AIM »
Below is a block of data; give all of it again word for word.

INFORMATION SUPPLIED »
-------

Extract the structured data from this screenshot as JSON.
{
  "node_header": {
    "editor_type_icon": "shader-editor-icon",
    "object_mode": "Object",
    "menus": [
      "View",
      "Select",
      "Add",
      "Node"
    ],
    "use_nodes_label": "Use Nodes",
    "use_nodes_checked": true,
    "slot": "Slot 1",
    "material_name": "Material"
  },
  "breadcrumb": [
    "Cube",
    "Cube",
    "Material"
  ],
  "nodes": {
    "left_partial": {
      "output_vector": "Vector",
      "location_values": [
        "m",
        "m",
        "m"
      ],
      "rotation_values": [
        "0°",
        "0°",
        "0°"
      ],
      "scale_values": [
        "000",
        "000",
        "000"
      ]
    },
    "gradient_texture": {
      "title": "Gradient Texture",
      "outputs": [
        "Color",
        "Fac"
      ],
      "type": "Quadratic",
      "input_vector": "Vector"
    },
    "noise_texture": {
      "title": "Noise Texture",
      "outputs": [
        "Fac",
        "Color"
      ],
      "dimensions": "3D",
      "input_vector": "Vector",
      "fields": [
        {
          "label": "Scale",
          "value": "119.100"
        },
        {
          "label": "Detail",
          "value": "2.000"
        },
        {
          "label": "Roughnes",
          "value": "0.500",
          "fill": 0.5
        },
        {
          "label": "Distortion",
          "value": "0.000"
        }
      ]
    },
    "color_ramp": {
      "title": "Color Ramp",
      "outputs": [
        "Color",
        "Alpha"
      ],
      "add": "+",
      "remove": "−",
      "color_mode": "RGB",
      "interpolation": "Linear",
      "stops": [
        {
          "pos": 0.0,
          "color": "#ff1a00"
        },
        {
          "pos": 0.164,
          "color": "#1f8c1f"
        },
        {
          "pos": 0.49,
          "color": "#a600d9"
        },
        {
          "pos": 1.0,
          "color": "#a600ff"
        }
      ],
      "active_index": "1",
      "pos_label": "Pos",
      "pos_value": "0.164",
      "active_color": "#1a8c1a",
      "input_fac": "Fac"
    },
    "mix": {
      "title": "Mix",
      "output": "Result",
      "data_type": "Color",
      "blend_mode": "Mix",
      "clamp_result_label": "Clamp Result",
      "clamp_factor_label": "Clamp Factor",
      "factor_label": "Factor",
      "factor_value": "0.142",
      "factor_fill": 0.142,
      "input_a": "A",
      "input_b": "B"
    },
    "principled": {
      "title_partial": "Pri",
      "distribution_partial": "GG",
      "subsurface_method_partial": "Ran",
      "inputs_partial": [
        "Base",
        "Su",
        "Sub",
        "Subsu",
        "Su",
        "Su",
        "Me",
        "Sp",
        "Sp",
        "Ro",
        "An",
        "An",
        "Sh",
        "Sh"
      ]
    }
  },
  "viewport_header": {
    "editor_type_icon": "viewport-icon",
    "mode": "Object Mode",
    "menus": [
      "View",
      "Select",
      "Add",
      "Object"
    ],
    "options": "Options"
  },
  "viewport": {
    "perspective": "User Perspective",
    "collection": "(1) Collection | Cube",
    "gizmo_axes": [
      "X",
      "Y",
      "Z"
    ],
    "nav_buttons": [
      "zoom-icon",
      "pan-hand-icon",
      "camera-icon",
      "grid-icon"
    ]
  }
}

-------

ANSWER »
Extract the structured data from this screenshot as JSON.
{
  "node_header": {
    "editor_type_icon": "shader-editor-icon",
    "object_mode": "Object",
    "menus": [
      "View",
      "Select",
      "Add",
      "Node"
    ],
    "use_nodes_label": "Use Nodes",
    "use_nodes_checked": true,
    "slot": "Slot 1",
    "material_name": "Material"
  },
  "breadcrumb": [
    "Cube",
    "Cube",
    "Material"
  ],
  "nodes": {
    "left_partial": {
      "output_vector": "Vector",
      "location_values": [
        "m",
        "m",
        "m"
      ],
      "rotation_values": [
        "0°",
        "0°",
        "0°"
      ],
      "scale_values": [
        "000",
        "000",
        "000"
      ]
    },
    "gradient_texture": {
      "title": "Gradient Texture",
      "outputs": [
        "Color",
        "Fac"
      ],
      "type": "Quadratic",
      "input_vector": "Vector"
    },
    "noise_texture": {
      "title": "Noise Texture",
      "outputs": [
        "Fac",
        "Color"
      ],
      "dimensions": "3D",
      "input_vector": "Vector",
      "fields": [
        {
          "label": "Scale",
          "value": "119.100"
        },
        {
          "label": "Detail",
          "value": "2.000"
        },
        {
          "label": "Roughnes",
          "value": "0.500",
          "fill": 0.5
        },
        {
          "label": "Distortion",
          "value": "0.000"
        }
      ]
    },
    "color_ramp": {
      "title": "Color Ramp",
      "outputs": [
        "Color",
        "Alpha"
      ],
      "add": "+",
      "remove": "−",
      "color_mode": "RGB",
      "interpolation": "Linear",
      "stops": [
        {
          "pos": 0.0,
          "color": "#ff1a00"
        },
        {
          "pos": 0.164,
          "color": "#1f8c1f"
        },
        {
          "pos": 0.49,
          "color": "#a600d9"
        },
        {
          "pos": 1.0,
          "color": "#a600ff"
        }
      ],
      "active_index": "1",
      "pos_label": "Pos",
      "pos_value": "0.164",
      "active_color": "#1a8c1a",
      "input_fac": "Fac"
    },
    "mix": {
      "title": "Mix",
      "output": "Result",
      "data_type": "Color",
      "blend_mode": "Mix",
      "clamp_result_label": "Clamp Result",
      "clamp_factor_label": "Clamp Factor",
      "factor_label": "Factor",
      "factor_value": "0.142",
      "factor_fill": 0.142,
      "input_a": "A",
      "input_b": "B"
    },
    "principled": {
      "title_partial": "Pri",
      "distribution_partial": "GG",
      "subsurface_method_partial": "Ran",
      "inputs_partial": [
        "Base",
        "Su",
        "Sub",
        "Subsu",
        "Su",
        "Su",
        "Me",
        "Sp",
        "Sp",
        "Ro",
        "An",
        "An",
        "Sh",
        "Sh"
      ]
    }
  },
  "viewport_header": {
    "editor_type_icon": "viewport-icon",
    "mode": "Object Mode",
    "menus": [
      "View",
      "Select",
      "Add",
      "Object"
    ],
    "options": "Options"
  },
  "viewport": {
    "perspective": "User Perspective",
    "collection": "(1) Collection | Cube",
    "gizmo_axes": [
      "X",
      "Y",
      "Z"
    ],
    "nav_buttons": [
      "zoom-icon",
      "pan-hand-icon",
      "camera-icon",
      "grid-icon"
    ]
  }
}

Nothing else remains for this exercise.